> **Task to carry out**:
Locate every line in the records below that contains the string "SundayMondayTuesdayWednesdayThursdayFrid", and copy each such line.

> **Record extracts**:
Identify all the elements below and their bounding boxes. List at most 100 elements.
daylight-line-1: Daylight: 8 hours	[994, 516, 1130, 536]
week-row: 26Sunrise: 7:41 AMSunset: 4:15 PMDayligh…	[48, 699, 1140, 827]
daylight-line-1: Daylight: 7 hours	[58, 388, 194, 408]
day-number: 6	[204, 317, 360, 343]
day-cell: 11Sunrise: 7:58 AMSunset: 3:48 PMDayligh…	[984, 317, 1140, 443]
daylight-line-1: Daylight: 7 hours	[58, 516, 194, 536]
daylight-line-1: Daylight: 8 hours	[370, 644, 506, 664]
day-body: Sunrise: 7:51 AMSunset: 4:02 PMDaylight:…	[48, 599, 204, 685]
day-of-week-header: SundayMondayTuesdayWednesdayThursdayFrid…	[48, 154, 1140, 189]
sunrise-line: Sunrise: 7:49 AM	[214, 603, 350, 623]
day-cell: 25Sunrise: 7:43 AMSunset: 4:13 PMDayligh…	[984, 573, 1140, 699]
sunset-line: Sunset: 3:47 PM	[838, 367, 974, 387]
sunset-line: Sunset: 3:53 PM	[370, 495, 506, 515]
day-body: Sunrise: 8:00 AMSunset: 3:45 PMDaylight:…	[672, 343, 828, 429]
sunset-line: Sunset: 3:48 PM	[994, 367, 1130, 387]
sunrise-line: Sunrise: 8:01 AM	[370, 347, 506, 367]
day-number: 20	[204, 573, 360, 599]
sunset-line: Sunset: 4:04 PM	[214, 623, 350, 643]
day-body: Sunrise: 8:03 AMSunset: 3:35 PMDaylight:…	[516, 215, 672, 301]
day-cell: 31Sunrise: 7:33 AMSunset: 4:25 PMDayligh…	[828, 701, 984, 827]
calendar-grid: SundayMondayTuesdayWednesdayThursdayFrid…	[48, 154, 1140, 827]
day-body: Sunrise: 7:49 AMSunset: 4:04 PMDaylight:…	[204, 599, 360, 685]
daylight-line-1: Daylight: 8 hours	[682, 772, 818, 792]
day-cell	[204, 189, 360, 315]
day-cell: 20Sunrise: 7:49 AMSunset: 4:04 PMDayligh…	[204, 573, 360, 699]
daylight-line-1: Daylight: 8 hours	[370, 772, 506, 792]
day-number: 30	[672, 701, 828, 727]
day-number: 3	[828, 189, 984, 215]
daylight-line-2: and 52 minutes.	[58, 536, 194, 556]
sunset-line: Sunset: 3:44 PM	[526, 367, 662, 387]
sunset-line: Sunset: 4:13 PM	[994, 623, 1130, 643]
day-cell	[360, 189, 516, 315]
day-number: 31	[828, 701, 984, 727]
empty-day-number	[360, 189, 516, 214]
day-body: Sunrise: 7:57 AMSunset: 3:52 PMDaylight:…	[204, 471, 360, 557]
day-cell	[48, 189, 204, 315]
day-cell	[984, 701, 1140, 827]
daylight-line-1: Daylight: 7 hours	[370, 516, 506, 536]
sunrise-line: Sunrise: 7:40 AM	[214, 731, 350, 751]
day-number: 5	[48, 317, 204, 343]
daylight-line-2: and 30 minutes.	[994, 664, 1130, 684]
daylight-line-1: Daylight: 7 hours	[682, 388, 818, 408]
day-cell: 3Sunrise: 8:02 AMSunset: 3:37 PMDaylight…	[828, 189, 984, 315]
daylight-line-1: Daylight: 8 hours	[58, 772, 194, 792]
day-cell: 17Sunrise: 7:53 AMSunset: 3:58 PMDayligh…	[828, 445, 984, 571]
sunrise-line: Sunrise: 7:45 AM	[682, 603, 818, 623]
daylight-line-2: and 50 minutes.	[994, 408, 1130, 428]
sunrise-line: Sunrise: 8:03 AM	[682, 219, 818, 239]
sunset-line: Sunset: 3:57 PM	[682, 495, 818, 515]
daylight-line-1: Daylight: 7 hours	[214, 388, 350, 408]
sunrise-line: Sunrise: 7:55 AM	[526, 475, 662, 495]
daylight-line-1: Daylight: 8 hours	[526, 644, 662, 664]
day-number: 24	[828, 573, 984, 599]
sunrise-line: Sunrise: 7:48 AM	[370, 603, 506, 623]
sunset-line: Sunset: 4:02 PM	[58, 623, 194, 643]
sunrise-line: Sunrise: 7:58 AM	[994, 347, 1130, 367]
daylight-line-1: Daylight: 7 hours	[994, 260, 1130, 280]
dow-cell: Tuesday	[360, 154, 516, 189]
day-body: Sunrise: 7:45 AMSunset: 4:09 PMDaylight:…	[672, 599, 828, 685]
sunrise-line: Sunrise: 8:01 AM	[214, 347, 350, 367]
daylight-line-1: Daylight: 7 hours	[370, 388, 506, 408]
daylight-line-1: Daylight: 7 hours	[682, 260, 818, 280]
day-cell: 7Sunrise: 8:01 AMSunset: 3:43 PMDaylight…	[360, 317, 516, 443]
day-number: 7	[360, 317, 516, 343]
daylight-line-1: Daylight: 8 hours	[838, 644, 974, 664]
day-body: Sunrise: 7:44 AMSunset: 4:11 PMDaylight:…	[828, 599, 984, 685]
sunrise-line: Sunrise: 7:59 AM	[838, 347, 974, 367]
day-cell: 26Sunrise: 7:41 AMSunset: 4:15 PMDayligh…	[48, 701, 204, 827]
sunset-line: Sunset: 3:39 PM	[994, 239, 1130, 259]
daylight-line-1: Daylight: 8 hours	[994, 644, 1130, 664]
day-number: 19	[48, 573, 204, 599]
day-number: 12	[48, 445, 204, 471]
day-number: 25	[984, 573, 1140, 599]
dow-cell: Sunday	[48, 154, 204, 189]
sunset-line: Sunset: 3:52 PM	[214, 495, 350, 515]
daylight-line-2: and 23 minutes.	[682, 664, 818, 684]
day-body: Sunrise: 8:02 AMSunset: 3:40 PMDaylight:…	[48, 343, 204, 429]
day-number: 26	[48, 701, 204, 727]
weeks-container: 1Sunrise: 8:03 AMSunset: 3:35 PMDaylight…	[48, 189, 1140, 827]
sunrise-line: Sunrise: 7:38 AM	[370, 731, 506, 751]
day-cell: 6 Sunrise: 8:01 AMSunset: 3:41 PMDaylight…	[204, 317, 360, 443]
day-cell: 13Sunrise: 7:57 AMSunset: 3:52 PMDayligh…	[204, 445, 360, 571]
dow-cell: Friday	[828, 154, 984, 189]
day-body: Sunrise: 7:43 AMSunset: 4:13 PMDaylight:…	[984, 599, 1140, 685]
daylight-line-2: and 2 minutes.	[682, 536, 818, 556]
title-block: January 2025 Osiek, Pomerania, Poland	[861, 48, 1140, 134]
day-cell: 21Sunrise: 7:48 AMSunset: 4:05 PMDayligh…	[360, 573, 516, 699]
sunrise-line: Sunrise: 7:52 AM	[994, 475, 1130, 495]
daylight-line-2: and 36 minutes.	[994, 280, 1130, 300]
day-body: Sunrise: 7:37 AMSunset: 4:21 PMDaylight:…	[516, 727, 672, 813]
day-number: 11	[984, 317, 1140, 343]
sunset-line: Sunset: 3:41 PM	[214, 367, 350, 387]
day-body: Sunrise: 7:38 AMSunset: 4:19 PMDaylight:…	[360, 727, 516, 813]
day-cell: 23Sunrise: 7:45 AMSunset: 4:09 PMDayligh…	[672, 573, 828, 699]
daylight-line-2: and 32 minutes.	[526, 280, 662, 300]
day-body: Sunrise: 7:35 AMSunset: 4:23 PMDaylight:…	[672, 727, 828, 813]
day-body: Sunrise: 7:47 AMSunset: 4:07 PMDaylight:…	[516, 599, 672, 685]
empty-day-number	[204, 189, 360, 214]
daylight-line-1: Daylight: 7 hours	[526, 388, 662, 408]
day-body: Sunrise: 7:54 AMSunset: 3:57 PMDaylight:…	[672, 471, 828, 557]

> **Right answer**:
day-of-week-header: SundayMondayTuesdayWednesdayThursdayFrid…	[48, 154, 1140, 189]
calendar-grid: SundayMondayTuesdayWednesdayThursdayFrid…	[48, 154, 1140, 827]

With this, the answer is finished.